Task to complete: Find the line containing "Convert this document image to plain text.", then print it and each following line through the end of the records, exactly and with nothing added; leave out any pictures.

-- begin Provided information --

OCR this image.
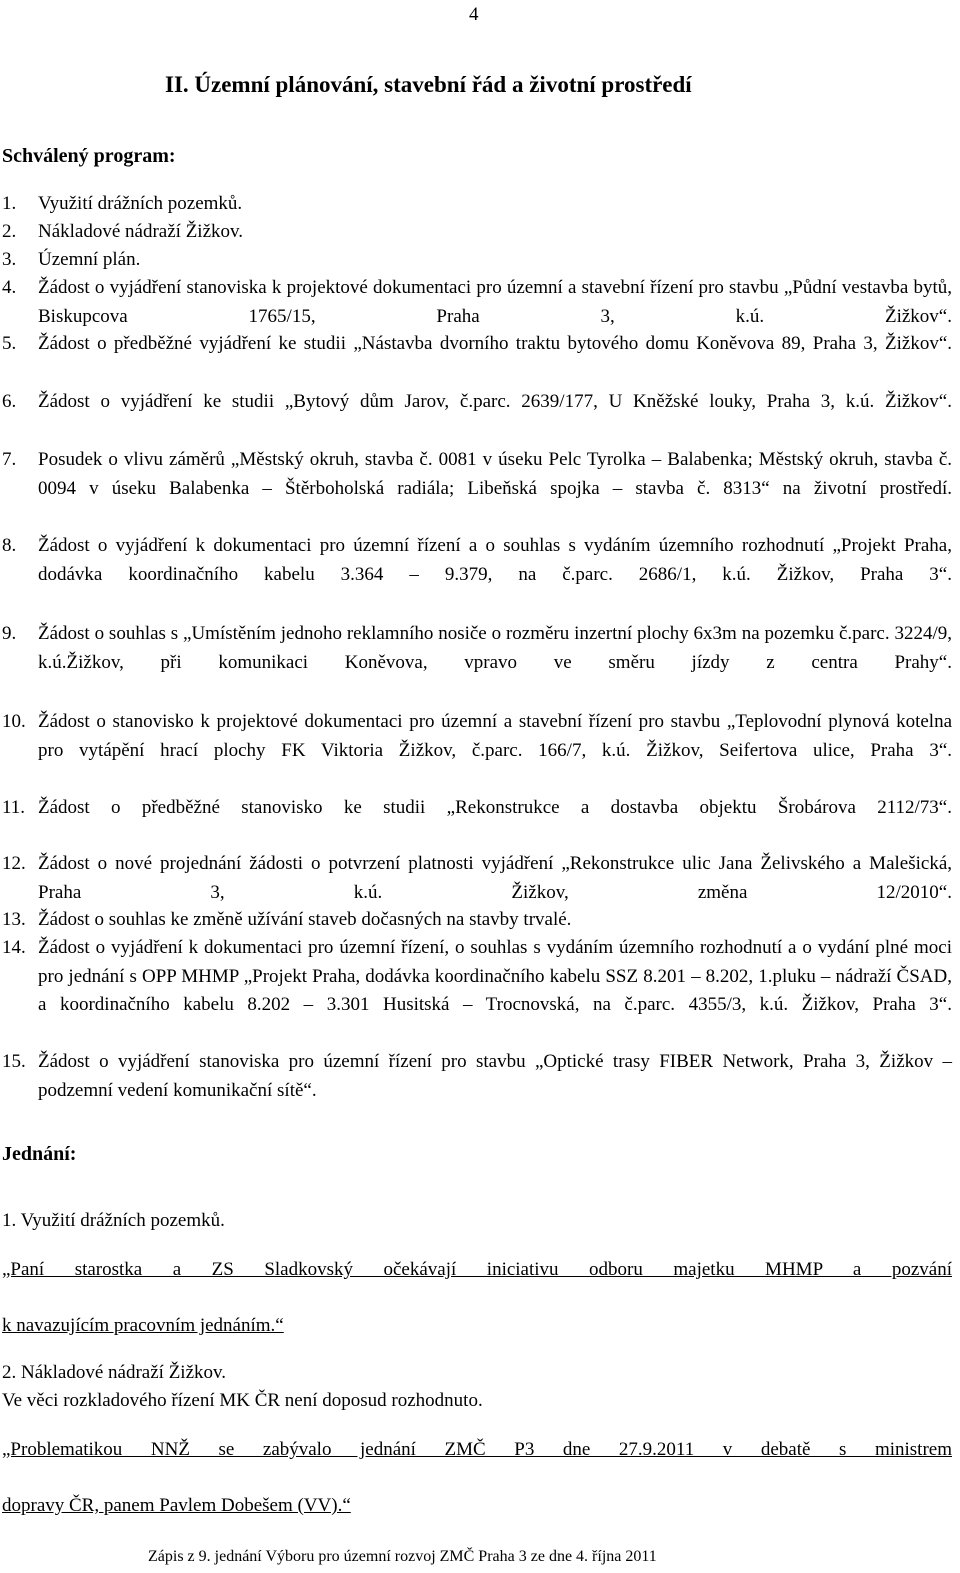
4
II. Územní plánování, stavební řád a životní prostředí
Schválený program:
1. Využití drážních pozemků.
2. Nákladové nádraží Žižkov.
3. Územní plán.
4. Žádost o vyjádření stanoviska k projektové dokumentaci pro územní a stavební řízení pro stavbu „Půdní vestavba bytů, Biskupcova 1765/15, Praha 3, k.ú. Žižkov“.
5. Žádost o předběžné vyjádření ke studii „Nástavba dvorního traktu bytového domu Koněvova 89, Praha 3, Žižkov“.
6. Žádost o vyjádření ke studii „Bytový dům Jarov, č.parc. 2639/177, U Kněžské louky, Praha 3, k.ú. Žižkov“.
7. Posudek o vlivu záměrů „Městský okruh, stavba č. 0081 v úseku Pelc Tyrolka – Balabenka; Městský okruh, stavba č. 0094 v úseku Balabenka – Štěrboholská radiála; Libeňská spojka – stavba č. 8313“ na životní prostředí.
8. Žádost o vyjádření k dokumentaci pro územní řízení a o souhlas s vydáním územního rozhodnutí „Projekt Praha, dodávka koordinačního kabelu 3.364 – 9.379, na č.parc. 2686/1, k.ú. Žižkov, Praha 3“.
9. Žádost o souhlas s „Umístěním jednoho reklamního nosiče o rozměru inzertní plochy 6x3m na pozemku č.parc. 3224/9, k.ú.Žižkov, při komunikaci Koněvova, vpravo ve směru jízdy z centra Prahy“.
10. Žádost o stanovisko k projektové dokumentaci pro územní a stavební řízení pro stavbu „Teplovodní plynová kotelna pro vytápění hrací plochy FK Viktoria Žižkov, č.parc. 166/7, k.ú. Žižkov, Seifertova ulice, Praha 3“.
11. Žádost o předběžné stanovisko ke studii „Rekonstrukce a dostavba objektu Šrobárova 2112/73“.
12. Žádost o nové projednání žádosti o potvrzení platnosti vyjádření „Rekonstrukce ulic Jana Želivského a Malešická, Praha 3, k.ú. Žižkov, změna 12/2010“.
13. Žádost o souhlas ke změně užívání staveb dočasných na stavby trvalé.
14. Žádost o vyjádření k dokumentaci pro územní řízení, o souhlas s vydáním územního rozhodnutí a o vydání plné moci pro jednání s OPP MHMP „Projekt Praha, dodávka koordinačního kabelu SSZ 8.201 – 8.202, 1.pluku – nádraží ČSAD, a koordinačního kabelu 8.202 – 3.301 Husitská – Trocnovská, na č.parc. 4355/3, k.ú. Žižkov, Praha 3“.
15. Žádost o vyjádření stanoviska pro územní řízení pro stavbu „Optické trasy FIBER Network, Praha 3, Žižkov – podzemní vedení komunikační sítě“.
Jednání:
1. Využití drážních pozemků.
„Paní starostka a ZS Sladkovský očekávají iniciativu odboru majetku MHMP a pozvání
k navazujícím pracovním jednáním.“
2. Nákladové nádraží Žižkov.
Ve věci rozkladového řízení MK ČR není doposud rozhodnuto.
„Problematikou NNŽ se zabývalo jednání ZMČ P3 dne 27.9.2011 v debatě s ministrem
dopravy ČR, panem Pavlem Dobešem (VV).“
Zápis z 9. jednání Výboru pro územní rozvoj ZMČ Praha 3 ze dne 4. října 2011
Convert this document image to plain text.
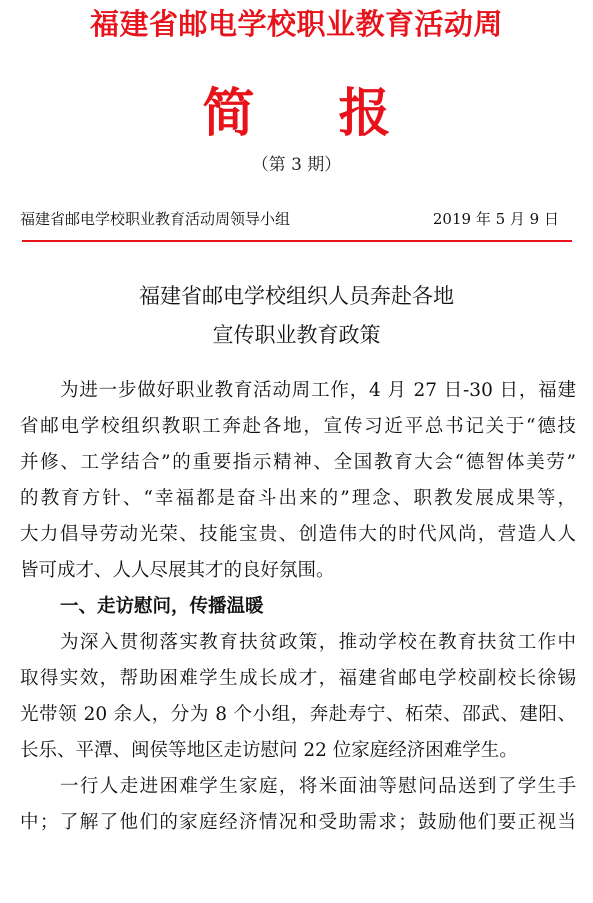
福建省邮电学校职业教育活动周
简 报
（第 3 期）
福建省邮电学校职业教育活动周领导小组	2019 年 5 月 9 日
福建省邮电学校组织人员奔赴各地
宣传职业教育政策
为进一步做好职业教育活动周工作，4 月 27 日-30 日，福建
省邮电学校组织教职工奔赴各地，宣传习近平总书记关于“德技
并修、工学结合”的重要指示精神、全国教育大会“德智体美劳”
的教育方针、“幸福都是奋斗出来的”理念、职教发展成果等，
大力倡导劳动光荣、技能宝贵、创造伟大的时代风尚，营造人人
皆可成才、人人尽展其才的良好氛围。
一、走访慰问，传播温暖
为深入贯彻落实教育扶贫政策，推动学校在教育扶贫工作中
取得实效，帮助困难学生成长成才，福建省邮电学校副校长徐锡
光带领 20 余人，分为 8 个小组，奔赴寿宁、柘荣、邵武、建阳、
长乐、平潭、闽侯等地区走访慰问 22 位家庭经济困难学生。
一行人走进困难学生家庭，将米面油等慰问品送到了学生手
中；了解了他们的家庭经济情况和受助需求；鼓励他们要正视当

-- end Provided information --

Right answer:
Convert this document image to plain text.
福建省邮电学校职业教育活动周
简 报
（第 3 期）
福建省邮电学校职业教育活动周领导小组	2019 年 5 月 9 日
福建省邮电学校组织人员奔赴各地
宣传职业教育政策
为进一步做好职业教育活动周工作，4 月 27 日-30 日，福建
省邮电学校组织教职工奔赴各地，宣传习近平总书记关于“德技
并修、工学结合”的重要指示精神、全国教育大会“德智体美劳”
的教育方针、“幸福都是奋斗出来的”理念、职教发展成果等，
大力倡导劳动光荣、技能宝贵、创造伟大的时代风尚，营造人人
皆可成才、人人尽展其才的良好氛围。
一、走访慰问，传播温暖
为深入贯彻落实教育扶贫政策，推动学校在教育扶贫工作中
取得实效，帮助困难学生成长成才，福建省邮电学校副校长徐锡
光带领 20 余人，分为 8 个小组，奔赴寿宁、柘荣、邵武、建阳、
长乐、平潭、闽侯等地区走访慰问 22 位家庭经济困难学生。
一行人走进困难学生家庭，将米面油等慰问品送到了学生手
中；了解了他们的家庭经济情况和受助需求；鼓励他们要正视当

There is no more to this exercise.